■ Task brief
Omit every picture and return the rest of the data unaltered.

■ Input
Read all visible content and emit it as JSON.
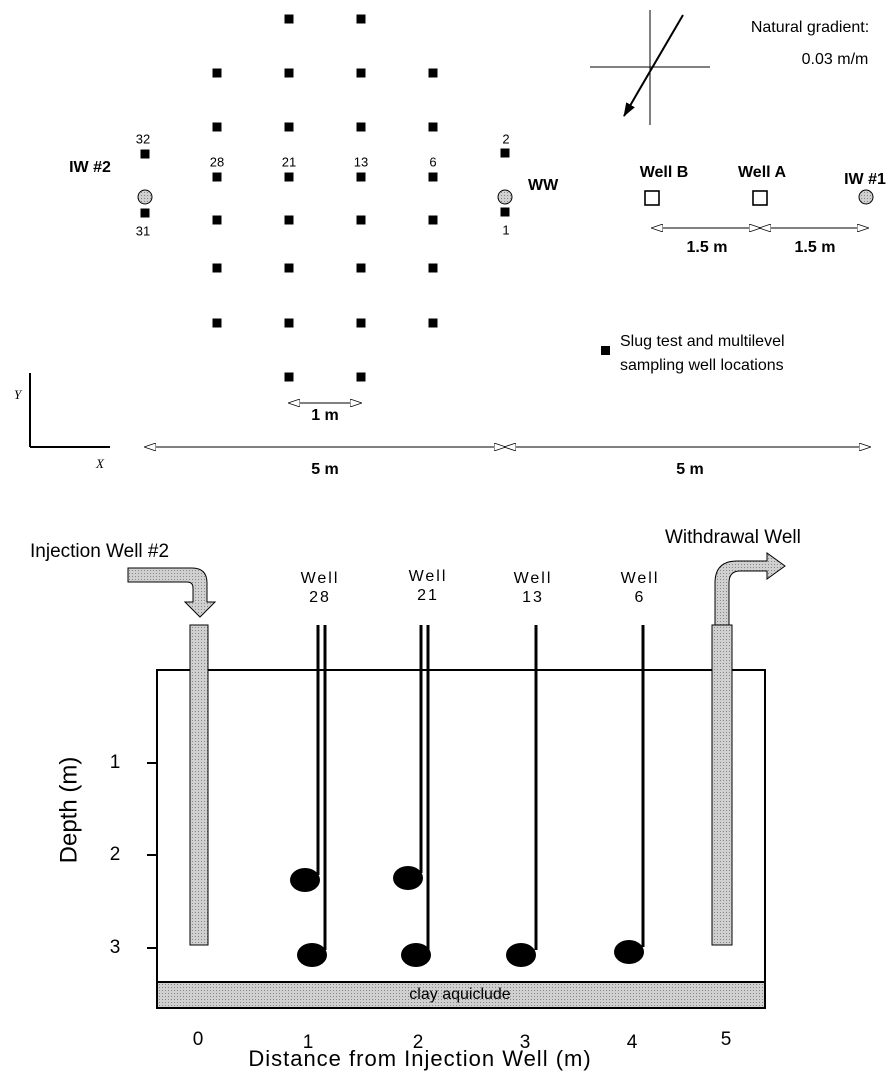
{
  "plan_view": {
    "sampler_labels": [
      "32",
      "31",
      "2",
      "1",
      "28",
      "21",
      "13",
      "6"
    ],
    "wells": {
      "iw2": "IW #2",
      "ww": "WW",
      "well_b": "Well B",
      "well_a": "Well A",
      "iw1": "IW #1"
    },
    "gradient": {
      "title": "Natural gradient:",
      "value": "0.03 m/m"
    },
    "spacings": [
      "1.5 m",
      "1.5 m",
      "1 m",
      "5 m",
      "5 m"
    ],
    "legend": [
      "Slug test and multilevel",
      "sampling well locations"
    ],
    "axes": [
      "Y",
      "X"
    ]
  },
  "section": {
    "injection_well": "Injection Well #2",
    "withdrawal_well": "Withdrawal Well",
    "wells": [
      {
        "label": "Well",
        "number": "28"
      },
      {
        "label": "Well",
        "number": "21"
      },
      {
        "label": "Well",
        "number": "13"
      },
      {
        "label": "Well",
        "number": "6"
      }
    ],
    "clay": "clay aquiclude",
    "depth_ticks": [
      "1",
      "2",
      "3"
    ],
    "distance_ticks": [
      "0",
      "1",
      "2",
      "3",
      "4",
      "5"
    ],
    "y_label": "Depth (m)",
    "x_label": "Distance from Injection Well (m)"
  }
}
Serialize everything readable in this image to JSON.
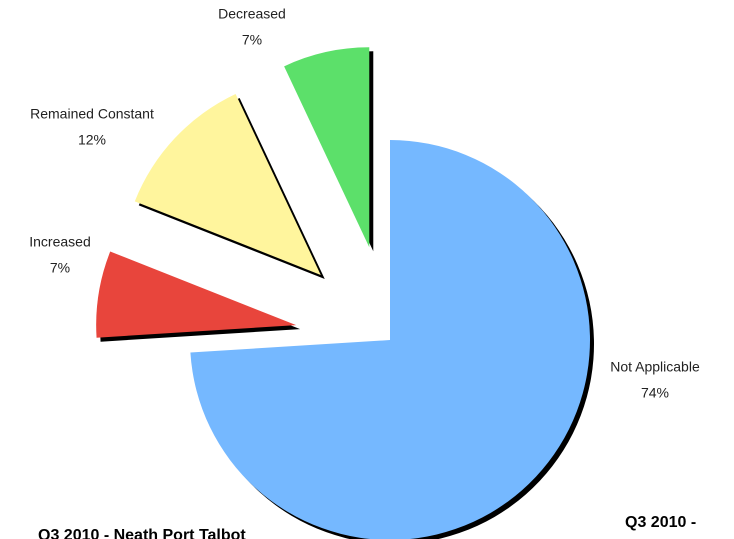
{
  "chart_data": {
    "type": "pie",
    "categories": [
      "Not Applicable",
      "Increased",
      "Remained Constant",
      "Decreased"
    ],
    "values": [
      74,
      7,
      12,
      7
    ],
    "value_labels": [
      "74%",
      "7%",
      "12%",
      "7%"
    ],
    "colors": [
      "#75b8ff",
      "#e8453c",
      "#fff59d",
      "#5ce06a"
    ],
    "annotations": [
      "Q3 2010 - Neath Port Talbot",
      "Q3 2010 -"
    ]
  }
}
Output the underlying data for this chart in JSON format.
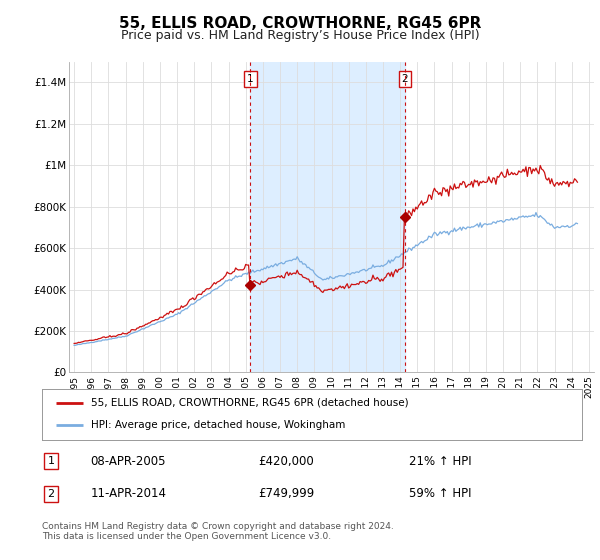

■ Completed task
Read all visible content and emit it as JSON.
{
  "plan_view": {
    "sampler_labels": [
      "32",
      "31",
      "2",
      "1",
      "28",
      "21",
      "13",
      "6"
    ],
    "wells": {
      "iw2": "IW #2",
      "ww": "WW",
      "well_b": "Well B",
      "well_a": "Well A",
      "iw1": "IW #1"
    },
    "gradient": {
      "title": "Natural gradient:",
      "value": "0.03 m/m"
    },
    "spacings": [
      "1.5 m",
      "1.5 m",
      "1 m",
      "5 m",
      "5 m"
    ],
    "legend": [
      "Slug test and multilevel",
      "sampling well locations"
    ],
    "axes": [
      "Y",
      "X"
    ]
  },
  "section": {
    "injection_well": "Injection Well #2",
    "withdrawal_well": "Withdrawal Well",
    "wells": [
      {
        "label": "Well",
        "number": "28"
      },
      {
        "label": "Well",
        "number": "21"
      },
      {
        "label": "Well",
        "number": "13"
      },
      {
        "label": "Well",
        "number": "6"
      }
    ],
    "clay": "clay aquiclude",
    "depth_ticks": [
      "1",
      "2",
      "3"
    ],
    "distance_ticks": [
      "0",
      "1",
      "2",
      "3",
      "4",
      "5"
    ],
    "y_label": "Depth (m)",
    "x_label": "Distance from Injection Well (m)"
  }
}
Serialize everything readable in this image to JSON.
{
  "chart_data": {
    "type": "pie",
    "categories": [
      "Not Applicable",
      "Increased",
      "Remained Constant",
      "Decreased"
    ],
    "values": [
      74,
      7,
      12,
      7
    ],
    "value_labels": [
      "74%",
      "7%",
      "12%",
      "7%"
    ],
    "colors": [
      "#75b8ff",
      "#e8453c",
      "#fff59d",
      "#5ce06a"
    ],
    "annotations": [
      "Q3 2010 - Neath Port Talbot",
      "Q3 2010 -"
    ]
  }
}
Output the underlying data for this chart in JSON format.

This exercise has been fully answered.